# Input data

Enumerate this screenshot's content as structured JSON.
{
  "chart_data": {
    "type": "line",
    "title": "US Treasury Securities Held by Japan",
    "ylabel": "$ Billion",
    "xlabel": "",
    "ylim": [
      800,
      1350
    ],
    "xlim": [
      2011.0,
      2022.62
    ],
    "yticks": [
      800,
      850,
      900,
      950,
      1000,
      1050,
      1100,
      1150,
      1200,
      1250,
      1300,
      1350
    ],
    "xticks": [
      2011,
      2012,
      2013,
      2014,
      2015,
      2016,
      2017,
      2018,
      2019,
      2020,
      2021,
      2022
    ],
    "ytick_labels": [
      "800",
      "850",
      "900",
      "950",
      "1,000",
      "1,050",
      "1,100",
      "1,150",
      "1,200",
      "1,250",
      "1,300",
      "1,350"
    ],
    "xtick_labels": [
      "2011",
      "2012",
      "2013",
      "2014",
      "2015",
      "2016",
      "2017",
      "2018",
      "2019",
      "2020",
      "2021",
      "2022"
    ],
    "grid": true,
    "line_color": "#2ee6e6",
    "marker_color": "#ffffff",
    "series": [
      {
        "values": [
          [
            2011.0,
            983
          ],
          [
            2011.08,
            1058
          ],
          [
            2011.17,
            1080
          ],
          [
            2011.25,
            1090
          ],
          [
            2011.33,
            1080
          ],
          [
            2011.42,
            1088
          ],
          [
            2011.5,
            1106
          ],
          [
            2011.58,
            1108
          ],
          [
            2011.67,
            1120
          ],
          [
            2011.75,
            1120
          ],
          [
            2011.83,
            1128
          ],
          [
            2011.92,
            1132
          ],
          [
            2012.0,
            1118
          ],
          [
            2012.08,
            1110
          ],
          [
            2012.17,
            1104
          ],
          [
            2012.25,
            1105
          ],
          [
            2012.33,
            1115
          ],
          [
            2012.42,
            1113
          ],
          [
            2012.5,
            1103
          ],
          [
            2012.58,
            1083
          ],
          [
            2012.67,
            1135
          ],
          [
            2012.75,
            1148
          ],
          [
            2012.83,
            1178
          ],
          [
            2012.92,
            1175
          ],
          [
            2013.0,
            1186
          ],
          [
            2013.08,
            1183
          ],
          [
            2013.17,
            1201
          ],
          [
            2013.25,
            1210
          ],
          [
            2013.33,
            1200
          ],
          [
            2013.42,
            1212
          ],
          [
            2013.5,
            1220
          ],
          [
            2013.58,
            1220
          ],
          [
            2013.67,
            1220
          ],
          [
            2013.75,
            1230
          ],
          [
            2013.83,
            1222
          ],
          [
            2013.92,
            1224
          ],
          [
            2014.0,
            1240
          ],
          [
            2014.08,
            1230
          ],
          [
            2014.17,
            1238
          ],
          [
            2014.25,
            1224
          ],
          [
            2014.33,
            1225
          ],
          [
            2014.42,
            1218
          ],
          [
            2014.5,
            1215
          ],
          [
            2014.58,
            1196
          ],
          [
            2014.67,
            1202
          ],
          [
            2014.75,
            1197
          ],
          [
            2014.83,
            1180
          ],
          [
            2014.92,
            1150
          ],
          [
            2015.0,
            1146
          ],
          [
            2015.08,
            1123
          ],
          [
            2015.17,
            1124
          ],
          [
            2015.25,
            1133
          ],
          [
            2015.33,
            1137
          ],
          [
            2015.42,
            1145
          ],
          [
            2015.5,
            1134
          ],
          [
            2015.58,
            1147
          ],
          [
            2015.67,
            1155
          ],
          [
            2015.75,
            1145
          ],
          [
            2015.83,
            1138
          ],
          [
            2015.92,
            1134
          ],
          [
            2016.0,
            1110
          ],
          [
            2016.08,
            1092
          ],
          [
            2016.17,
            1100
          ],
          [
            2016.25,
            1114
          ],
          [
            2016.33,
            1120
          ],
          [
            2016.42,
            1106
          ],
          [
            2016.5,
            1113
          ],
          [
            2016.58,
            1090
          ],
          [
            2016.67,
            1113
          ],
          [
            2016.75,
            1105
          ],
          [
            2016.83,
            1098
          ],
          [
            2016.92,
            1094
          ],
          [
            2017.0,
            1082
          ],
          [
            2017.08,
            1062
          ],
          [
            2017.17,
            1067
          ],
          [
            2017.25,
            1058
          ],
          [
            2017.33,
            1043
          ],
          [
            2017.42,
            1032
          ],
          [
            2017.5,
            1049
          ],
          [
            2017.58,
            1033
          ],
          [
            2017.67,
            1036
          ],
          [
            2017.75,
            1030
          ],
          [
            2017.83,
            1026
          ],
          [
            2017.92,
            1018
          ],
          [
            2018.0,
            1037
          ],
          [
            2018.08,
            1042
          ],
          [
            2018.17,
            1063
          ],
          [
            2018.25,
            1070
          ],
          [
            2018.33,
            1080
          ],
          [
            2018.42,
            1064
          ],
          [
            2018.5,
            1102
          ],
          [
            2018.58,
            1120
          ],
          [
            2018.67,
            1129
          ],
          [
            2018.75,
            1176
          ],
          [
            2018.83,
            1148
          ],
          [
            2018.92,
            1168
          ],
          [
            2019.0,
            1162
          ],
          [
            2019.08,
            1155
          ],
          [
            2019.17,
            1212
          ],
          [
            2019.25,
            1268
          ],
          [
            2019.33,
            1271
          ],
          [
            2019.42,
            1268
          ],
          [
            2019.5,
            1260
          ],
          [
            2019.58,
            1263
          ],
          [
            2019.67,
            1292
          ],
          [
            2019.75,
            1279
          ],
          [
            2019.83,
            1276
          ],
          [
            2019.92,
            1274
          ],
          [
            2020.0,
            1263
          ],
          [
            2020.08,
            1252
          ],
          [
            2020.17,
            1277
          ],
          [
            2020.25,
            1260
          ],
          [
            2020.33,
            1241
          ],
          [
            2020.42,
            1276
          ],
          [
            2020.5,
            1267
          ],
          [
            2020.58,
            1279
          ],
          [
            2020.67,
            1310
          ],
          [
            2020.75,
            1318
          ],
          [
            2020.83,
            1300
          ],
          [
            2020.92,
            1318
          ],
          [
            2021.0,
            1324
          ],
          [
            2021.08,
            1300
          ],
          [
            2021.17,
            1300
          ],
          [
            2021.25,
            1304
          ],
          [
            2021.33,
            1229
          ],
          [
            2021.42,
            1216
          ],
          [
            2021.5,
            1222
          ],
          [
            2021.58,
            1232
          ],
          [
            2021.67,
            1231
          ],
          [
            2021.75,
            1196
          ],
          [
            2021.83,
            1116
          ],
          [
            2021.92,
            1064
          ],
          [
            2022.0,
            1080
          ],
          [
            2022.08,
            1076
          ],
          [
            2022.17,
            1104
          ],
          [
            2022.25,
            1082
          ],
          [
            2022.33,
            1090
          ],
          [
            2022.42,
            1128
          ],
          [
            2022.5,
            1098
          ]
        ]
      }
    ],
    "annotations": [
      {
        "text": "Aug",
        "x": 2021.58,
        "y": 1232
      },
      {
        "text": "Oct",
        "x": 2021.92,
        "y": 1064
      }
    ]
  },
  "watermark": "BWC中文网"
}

# Given instruction
Reproduce the records word for word.

# Right answer
Enumerate this screenshot's content as structured JSON.
{
  "chart_data": {
    "type": "line",
    "title": "US Treasury Securities Held by Japan",
    "ylabel": "$ Billion",
    "xlabel": "",
    "ylim": [
      800,
      1350
    ],
    "xlim": [
      2011.0,
      2022.62
    ],
    "yticks": [
      800,
      850,
      900,
      950,
      1000,
      1050,
      1100,
      1150,
      1200,
      1250,
      1300,
      1350
    ],
    "xticks": [
      2011,
      2012,
      2013,
      2014,
      2015,
      2016,
      2017,
      2018,
      2019,
      2020,
      2021,
      2022
    ],
    "ytick_labels": [
      "800",
      "850",
      "900",
      "950",
      "1,000",
      "1,050",
      "1,100",
      "1,150",
      "1,200",
      "1,250",
      "1,300",
      "1,350"
    ],
    "xtick_labels": [
      "2011",
      "2012",
      "2013",
      "2014",
      "2015",
      "2016",
      "2017",
      "2018",
      "2019",
      "2020",
      "2021",
      "2022"
    ],
    "grid": true,
    "line_color": "#2ee6e6",
    "marker_color": "#ffffff",
    "series": [
      {
        "values": [
          [
            2011.0,
            983
          ],
          [
            2011.08,
            1058
          ],
          [
            2011.17,
            1080
          ],
          [
            2011.25,
            1090
          ],
          [
            2011.33,
            1080
          ],
          [
            2011.42,
            1088
          ],
          [
            2011.5,
            1106
          ],
          [
            2011.58,
            1108
          ],
          [
            2011.67,
            1120
          ],
          [
            2011.75,
            1120
          ],
          [
            2011.83,
            1128
          ],
          [
            2011.92,
            1132
          ],
          [
            2012.0,
            1118
          ],
          [
            2012.08,
            1110
          ],
          [
            2012.17,
            1104
          ],
          [
            2012.25,
            1105
          ],
          [
            2012.33,
            1115
          ],
          [
            2012.42,
            1113
          ],
          [
            2012.5,
            1103
          ],
          [
            2012.58,
            1083
          ],
          [
            2012.67,
            1135
          ],
          [
            2012.75,
            1148
          ],
          [
            2012.83,
            1178
          ],
          [
            2012.92,
            1175
          ],
          [
            2013.0,
            1186
          ],
          [
            2013.08,
            1183
          ],
          [
            2013.17,
            1201
          ],
          [
            2013.25,
            1210
          ],
          [
            2013.33,
            1200
          ],
          [
            2013.42,
            1212
          ],
          [
            2013.5,
            1220
          ],
          [
            2013.58,
            1220
          ],
          [
            2013.67,
            1220
          ],
          [
            2013.75,
            1230
          ],
          [
            2013.83,
            1222
          ],
          [
            2013.92,
            1224
          ],
          [
            2014.0,
            1240
          ],
          [
            2014.08,
            1230
          ],
          [
            2014.17,
            1238
          ],
          [
            2014.25,
            1224
          ],
          [
            2014.33,
            1225
          ],
          [
            2014.42,
            1218
          ],
          [
            2014.5,
            1215
          ],
          [
            2014.58,
            1196
          ],
          [
            2014.67,
            1202
          ],
          [
            2014.75,
            1197
          ],
          [
            2014.83,
            1180
          ],
          [
            2014.92,
            1150
          ],
          [
            2015.0,
            1146
          ],
          [
            2015.08,
            1123
          ],
          [
            2015.17,
            1124
          ],
          [
            2015.25,
            1133
          ],
          [
            2015.33,
            1137
          ],
          [
            2015.42,
            1145
          ],
          [
            2015.5,
            1134
          ],
          [
            2015.58,
            1147
          ],
          [
            2015.67,
            1155
          ],
          [
            2015.75,
            1145
          ],
          [
            2015.83,
            1138
          ],
          [
            2015.92,
            1134
          ],
          [
            2016.0,
            1110
          ],
          [
            2016.08,
            1092
          ],
          [
            2016.17,
            1100
          ],
          [
            2016.25,
            1114
          ],
          [
            2016.33,
            1120
          ],
          [
            2016.42,
            1106
          ],
          [
            2016.5,
            1113
          ],
          [
            2016.58,
            1090
          ],
          [
            2016.67,
            1113
          ],
          [
            2016.75,
            1105
          ],
          [
            2016.83,
            1098
          ],
          [
            2016.92,
            1094
          ],
          [
            2017.0,
            1082
          ],
          [
            2017.08,
            1062
          ],
          [
            2017.17,
            1067
          ],
          [
            2017.25,
            1058
          ],
          [
            2017.33,
            1043
          ],
          [
            2017.42,
            1032
          ],
          [
            2017.5,
            1049
          ],
          [
            2017.58,
            1033
          ],
          [
            2017.67,
            1036
          ],
          [
            2017.75,
            1030
          ],
          [
            2017.83,
            1026
          ],
          [
            2017.92,
            1018
          ],
          [
            2018.0,
            1037
          ],
          [
            2018.08,
            1042
          ],
          [
            2018.17,
            1063
          ],
          [
            2018.25,
            1070
          ],
          [
            2018.33,
            1080
          ],
          [
            2018.42,
            1064
          ],
          [
            2018.5,
            1102
          ],
          [
            2018.58,
            1120
          ],
          [
            2018.67,
            1129
          ],
          [
            2018.75,
            1176
          ],
          [
            2018.83,
            1148
          ],
          [
            2018.92,
            1168
          ],
          [
            2019.0,
            1162
          ],
          [
            2019.08,
            1155
          ],
          [
            2019.17,
            1212
          ],
          [
            2019.25,
            1268
          ],
          [
            2019.33,
            1271
          ],
          [
            2019.42,
            1268
          ],
          [
            2019.5,
            1260
          ],
          [
            2019.58,
            1263
          ],
          [
            2019.67,
            1292
          ],
          [
            2019.75,
            1279
          ],
          [
            2019.83,
            1276
          ],
          [
            2019.92,
            1274
          ],
          [
            2020.0,
            1263
          ],
          [
            2020.08,
            1252
          ],
          [
            2020.17,
            1277
          ],
          [
            2020.25,
            1260
          ],
          [
            2020.33,
            1241
          ],
          [
            2020.42,
            1276
          ],
          [
            2020.5,
            1267
          ],
          [
            2020.58,
            1279
          ],
          [
            2020.67,
            1310
          ],
          [
            2020.75,
            1318
          ],
          [
            2020.83,
            1300
          ],
          [
            2020.92,
            1318
          ],
          [
            2021.0,
            1324
          ],
          [
            2021.08,
            1300
          ],
          [
            2021.17,
            1300
          ],
          [
            2021.25,
            1304
          ],
          [
            2021.33,
            1229
          ],
          [
            2021.42,
            1216
          ],
          [
            2021.5,
            1222
          ],
          [
            2021.58,
            1232
          ],
          [
            2021.67,
            1231
          ],
          [
            2021.75,
            1196
          ],
          [
            2021.83,
            1116
          ],
          [
            2021.92,
            1064
          ],
          [
            2022.0,
            1080
          ],
          [
            2022.08,
            1076
          ],
          [
            2022.17,
            1104
          ],
          [
            2022.25,
            1082
          ],
          [
            2022.33,
            1090
          ],
          [
            2022.42,
            1128
          ],
          [
            2022.5,
            1098
          ]
        ]
      }
    ],
    "annotations": [
      {
        "text": "Aug",
        "x": 2021.58,
        "y": 1232
      },
      {
        "text": "Oct",
        "x": 2021.92,
        "y": 1064
      }
    ]
  },
  "watermark": "BWC中文网"
}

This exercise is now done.